Trecho do texto:

^^^^

Mas agora, explica, a maioria está se estabelecendo em vilarejos por causa do que muitos chamam de "pior seca já vivida".

"Não há mais futuro no pastoreio porque não há animais", explica Tarik Mohamed com amargura, antes de concluir que sua "vida nômade está acabada".

Dromedário sem corcova 
A alternância das temporadas secas e de chuvas - a mais curta entre março e abril; a mais prolongada de junho a agosto - sempre marcou o ritmo da vida destes criadores de animais.

Mas as últimas três temporadas de chuvas não deixaram rastro. A quarta, esperada desde março, segue o mesmo caminho.

Na região, "as secas são um problema cíclico [...] mas agora são cada vez mais frequentes", comenta Ali Nur Mohamed, 38 anos, que trabalha para a ONG Save The Children. 

No relatório mais recente, o Painel Intergovernamental sobre Mudanças Climáticas (IPCC) da ONU fez um alerta: no leste da África, "desde 2005, a frequência das secas dobrou, passando de cada seis anos para cada três", e "com vários episódios de seca prolongada, sobretudo nas zonas áridas e semiáridas da região nos últimos 30 anos". 

O tema deve ser abordado na Convenção das Nações Unidas de Luta contra a Desertificação (UNCCD), que se reunirá em Abidjan, na Costa do Marfim, de 9 a 20 de maio.

Todos os criadores de gado da região com quem a AFP conversou afirmaram que perderam entre 80% e 100% de seus animais. As poucas vacas ou cabras observadas na região estão raquíticas e muitos dromedários perderam a corcova, onde armazenam os alimentos.

Cinco dias de caminhada 
Para conseguir comida, muitos seguiram para acampamentos de deslocados.

^^^^

Dados para análise:
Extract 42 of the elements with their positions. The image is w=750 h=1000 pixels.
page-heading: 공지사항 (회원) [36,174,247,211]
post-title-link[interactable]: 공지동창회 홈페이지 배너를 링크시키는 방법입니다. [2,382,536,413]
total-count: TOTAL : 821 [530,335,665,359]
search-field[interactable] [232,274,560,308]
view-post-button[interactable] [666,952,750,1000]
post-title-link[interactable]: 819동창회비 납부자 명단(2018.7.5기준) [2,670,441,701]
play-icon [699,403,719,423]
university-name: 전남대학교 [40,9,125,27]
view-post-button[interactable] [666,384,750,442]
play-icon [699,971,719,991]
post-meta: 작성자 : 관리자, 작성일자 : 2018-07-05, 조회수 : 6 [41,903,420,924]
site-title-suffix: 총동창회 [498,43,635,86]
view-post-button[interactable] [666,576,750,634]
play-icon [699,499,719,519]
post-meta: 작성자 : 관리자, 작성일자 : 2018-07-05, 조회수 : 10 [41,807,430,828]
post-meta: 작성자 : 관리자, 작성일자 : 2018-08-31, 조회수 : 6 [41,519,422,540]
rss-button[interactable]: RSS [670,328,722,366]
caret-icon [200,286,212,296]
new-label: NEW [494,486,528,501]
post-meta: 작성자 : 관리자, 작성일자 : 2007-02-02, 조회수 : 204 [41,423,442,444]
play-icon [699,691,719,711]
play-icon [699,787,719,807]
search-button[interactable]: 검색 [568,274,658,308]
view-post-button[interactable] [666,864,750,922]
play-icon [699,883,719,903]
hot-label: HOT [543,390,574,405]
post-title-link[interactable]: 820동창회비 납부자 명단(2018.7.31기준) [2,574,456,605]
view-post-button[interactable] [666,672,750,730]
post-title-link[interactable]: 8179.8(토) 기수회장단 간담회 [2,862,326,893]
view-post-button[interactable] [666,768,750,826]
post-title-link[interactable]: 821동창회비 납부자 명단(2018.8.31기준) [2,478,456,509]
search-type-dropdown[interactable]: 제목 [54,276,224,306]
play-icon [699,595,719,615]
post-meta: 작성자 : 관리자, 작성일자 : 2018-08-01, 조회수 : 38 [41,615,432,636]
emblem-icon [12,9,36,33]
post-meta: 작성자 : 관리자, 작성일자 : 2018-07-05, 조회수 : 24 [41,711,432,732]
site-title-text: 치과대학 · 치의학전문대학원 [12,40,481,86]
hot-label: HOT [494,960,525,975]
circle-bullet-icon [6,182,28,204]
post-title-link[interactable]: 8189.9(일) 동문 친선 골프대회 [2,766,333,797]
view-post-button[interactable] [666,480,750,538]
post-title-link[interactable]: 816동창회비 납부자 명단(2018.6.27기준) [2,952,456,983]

^^^^

Tarefas a realizar:
- 1) Transcreva do texto sobre a seca o trecho entre "Dromedário sem corcova" e "criadores de animais.", inclusive.
- 2) Escreva a continuação do texto sobre a seca a partir do ponto em que ele termina.

Resultados do exercício:
- 1)
Dromedário sem corcova 
A alternância das temporadas secas e de chuvas - a mais curta entre março e abril; a mais prolongada de junho a agosto - sempre marcou o ritmo da vida destes criadores de animais.

- 2)
Um deles fica em Adlale, perto de Gode. De manhã, entre a poeira ocre levantada pelo vento, é possível observar os véus coloridos de dezenas de mulheres que tentam obter ajuda de emergência do Programa Mundial de Alimentos (PMA).

"Todos os nossos animais morreram por causa da seca", conta Habiba Hasan Khadid, de 47 anos, mãe de 10 filhos. "Caminhamos cinco dias para chegar aqui".

Ahado Jees Husein, de 45 anos e com sete filhos, caminhou até Adlale com um filho nas costas, um adolescente de 15 anos com deficiência. "Eu tinha 100 cabras, todas morreram [...] Eu cheguei sem nada", afirma a viúva, antes de destacar: "Nunca vivi uma seca assim".

Ao lado de outras 2.700 famílias, as duas mulheres vivem no acampamento Farburo 2, criado há três meses.

Em sua minúscula cabana, Abdi Kabe Adan, um pastor de 50 anos, chora. "Nenhum de nossos animais escapou".

"Não acredito ser possível que nosso estilo de vida continue. Eu vi cabras comendo seus excrementos, dromedários comendo outros dromedários. Nunca tinha visto isso", explica, entre lágrimas.

O acampamento tem poucos homens. Alguns permaneceram com as últimas cabeças de gado, em busca de algum pasto milagroso, e outros tentam procurar trabalho na cidade. E alguns fugiram, incapazes de lidar com a vergonha ou as perguntas de suas esposas preocupadas.

A seca também abalou a organização social destas comunidades. 

"Antes, os homens tinham a tarefa de ordenhar as vacas, conduzir os rebanhos para os pastos, comprar alimentos e bens para a família", explica Halima Harbi, uma das deslocadas do acampamento, de 40 anos e mãe de nove filhos. "Estes papéis desapareceram com o nosso gado", afirma. 

Dilemas terríveis 
As crianças estão pagando um preço elevado pela seca: sobrecarregados com os problemas, os pais "não têm tempo para cuidar dos filhos, explica Ali Nur Mohamed, da Save The Children.

A ONG visita comunidades para detectar crianças em situação de perigo, que são transportadas para estruturas médicas, como o hospital de Gode. 

Muitos pais enfrentam dilemas terríveis, como escolher entre cuidar dos filhos ou arriscar perder o gado. 

O filho de Abdullahi Goran, cujo cabelo perdeu a cor devido à desnutrição, sofreu por semanas com vômitos e diarreia.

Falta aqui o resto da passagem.